# Task statement:
Leave out the pictures and repeat everything else in the records exactly.

# Recorded data:

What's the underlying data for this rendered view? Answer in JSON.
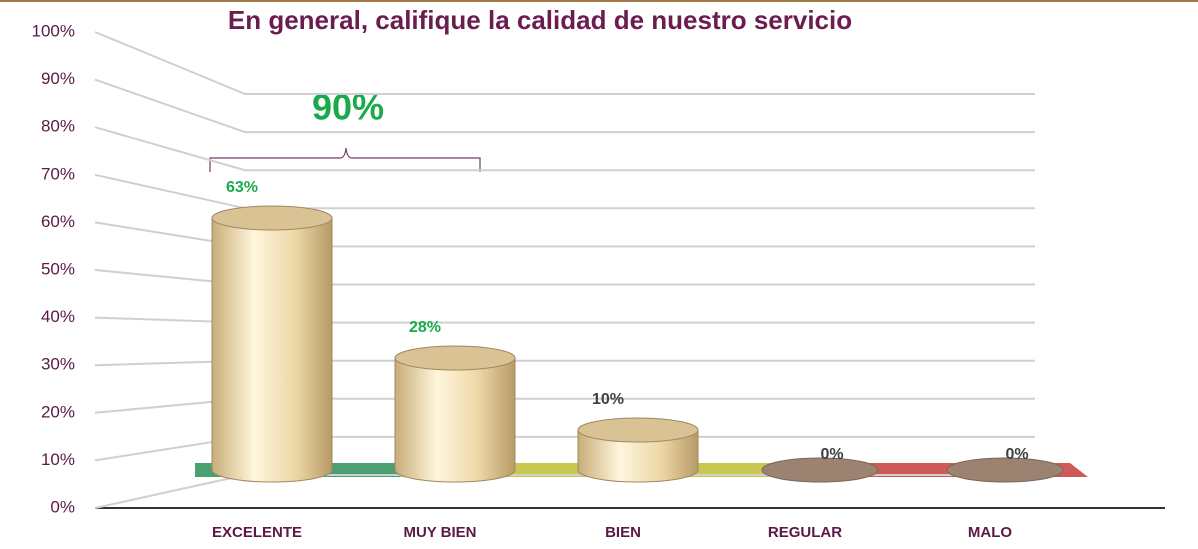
{
  "chart_data": {
    "type": "bar3d",
    "title": "En general, califique la calidad de nuestro servicio",
    "annotation": "90%",
    "categories": [
      "EXCELENTE",
      "MUY BIEN",
      "BIEN",
      "REGULAR",
      "MALO"
    ],
    "values": [
      63,
      28,
      10,
      0,
      0
    ],
    "value_labels": [
      "63%",
      "28%",
      "10%",
      "0%",
      "0%"
    ],
    "value_label_colors": [
      "#1aaa4a",
      "#1aaa4a",
      "#404040",
      "#404040",
      "#404040"
    ],
    "color": "#f0ddb0",
    "ylim": [
      0,
      100
    ],
    "yticks": [
      {
        "value": 0,
        "label": "0%"
      },
      {
        "value": 10,
        "label": "10%"
      },
      {
        "value": 20,
        "label": "20%"
      },
      {
        "value": 30,
        "label": "30%"
      },
      {
        "value": 40,
        "label": "40%"
      },
      {
        "value": 50,
        "label": "50%"
      },
      {
        "value": 60,
        "label": "60%"
      },
      {
        "value": 70,
        "label": "70%"
      },
      {
        "value": 80,
        "label": "80%"
      },
      {
        "value": 90,
        "label": "90%"
      },
      {
        "value": 100,
        "label": "100%"
      }
    ],
    "grid": true
  }
}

# Response to the exercise:
What's the underlying data for this rendered view? Answer in JSON.
{
  "chart_data": {
    "type": "bar3d",
    "title": "En general, califique la calidad de nuestro servicio",
    "annotation": "90%",
    "categories": [
      "EXCELENTE",
      "MUY BIEN",
      "BIEN",
      "REGULAR",
      "MALO"
    ],
    "values": [
      63,
      28,
      10,
      0,
      0
    ],
    "value_labels": [
      "63%",
      "28%",
      "10%",
      "0%",
      "0%"
    ],
    "value_label_colors": [
      "#1aaa4a",
      "#1aaa4a",
      "#404040",
      "#404040",
      "#404040"
    ],
    "color": "#f0ddb0",
    "ylim": [
      0,
      100
    ],
    "yticks": [
      {
        "value": 0,
        "label": "0%"
      },
      {
        "value": 10,
        "label": "10%"
      },
      {
        "value": 20,
        "label": "20%"
      },
      {
        "value": 30,
        "label": "30%"
      },
      {
        "value": 40,
        "label": "40%"
      },
      {
        "value": 50,
        "label": "50%"
      },
      {
        "value": 60,
        "label": "60%"
      },
      {
        "value": 70,
        "label": "70%"
      },
      {
        "value": 80,
        "label": "80%"
      },
      {
        "value": 90,
        "label": "90%"
      },
      {
        "value": 100,
        "label": "100%"
      }
    ],
    "grid": true
  }
}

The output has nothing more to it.